* start Provided information *
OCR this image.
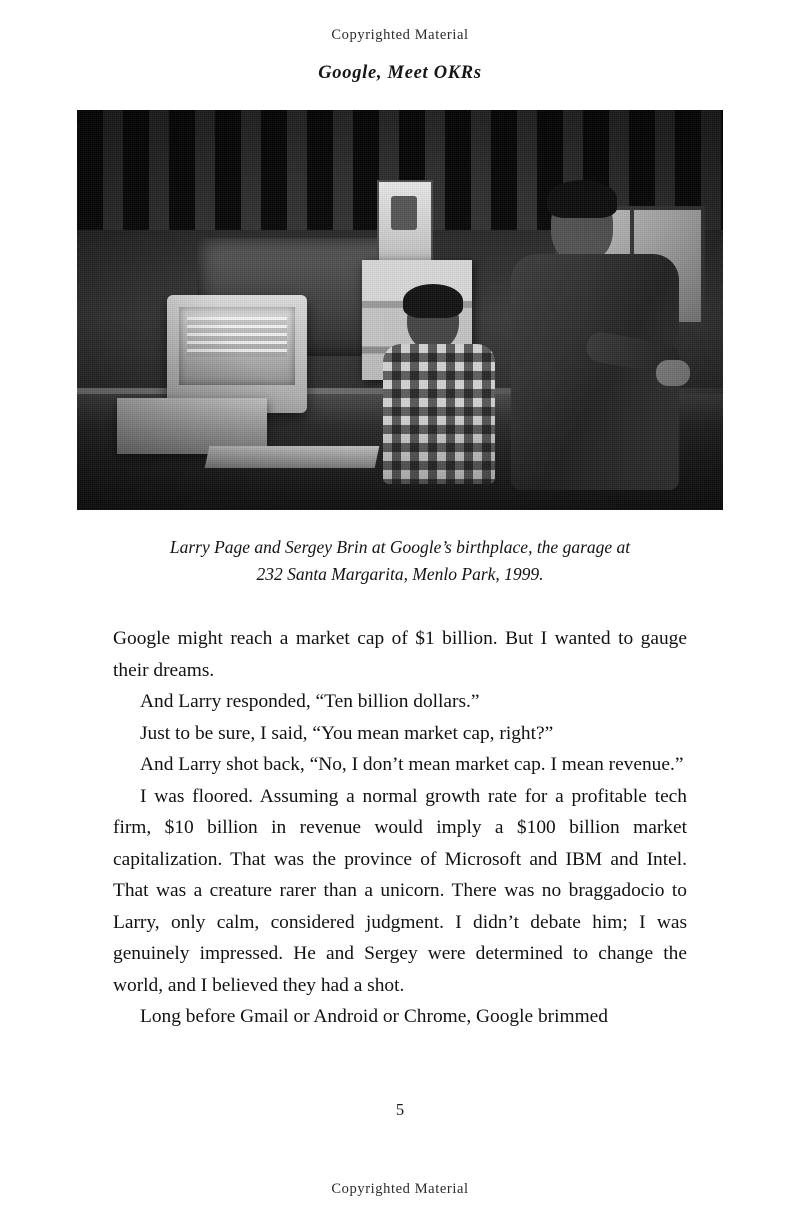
Copyrighted Material
Google, Meet OKRs
Larry Page and Sergey Brin at Google’s birthplace, the garage at
232 Santa Margarita, Menlo Park, 1999.

Google might reach a market cap of $1 billion. But I wanted to gauge their dreams.

And Larry responded, “Ten billion dollars.”

Just to be sure, I said, “You mean market cap, right?”

And Larry shot back, “No, I don’t mean market cap. I mean revenue.”

I was floored. Assuming a normal growth rate for a profitable tech firm, $10 billion in revenue would imply a $100 billion market capitalization. That was the province of Microsoft and IBM and Intel. That was a creature rarer than a unicorn. There was no braggadocio to Larry, only calm, considered judgment. I didn’t debate him; I was genuinely impressed. He and Sergey were determined to change the world, and I believed they had a shot.

Long before Gmail or Android or Chrome, Google brimmed

5
Copyrighted Material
* end Provided information *
### Goal of the exercise
Using the material above, retype each entry exactly and omit the pictures.

### Result of the exercise
OCR this image.
Copyrighted Material
Google, Meet OKRs
Larry Page and Sergey Brin at Google’s birthplace, the garage at
232 Santa Margarita, Menlo Park, 1999.

Google might reach a market cap of $1 billion. But I wanted to gauge their dreams.

And Larry responded, “Ten billion dollars.”

Just to be sure, I said, “You mean market cap, right?”

And Larry shot back, “No, I don’t mean market cap. I mean revenue.”

I was floored. Assuming a normal growth rate for a profitable tech firm, $10 billion in revenue would imply a $100 billion market capitalization. That was the province of Microsoft and IBM and Intel. That was a creature rarer than a unicorn. There was no braggadocio to Larry, only calm, considered judgment. I didn’t debate him; I was genuinely impressed. He and Sergey were determined to change the world, and I believed they had a shot.

Long before Gmail or Android or Chrome, Google brimmed

5
Copyrighted Material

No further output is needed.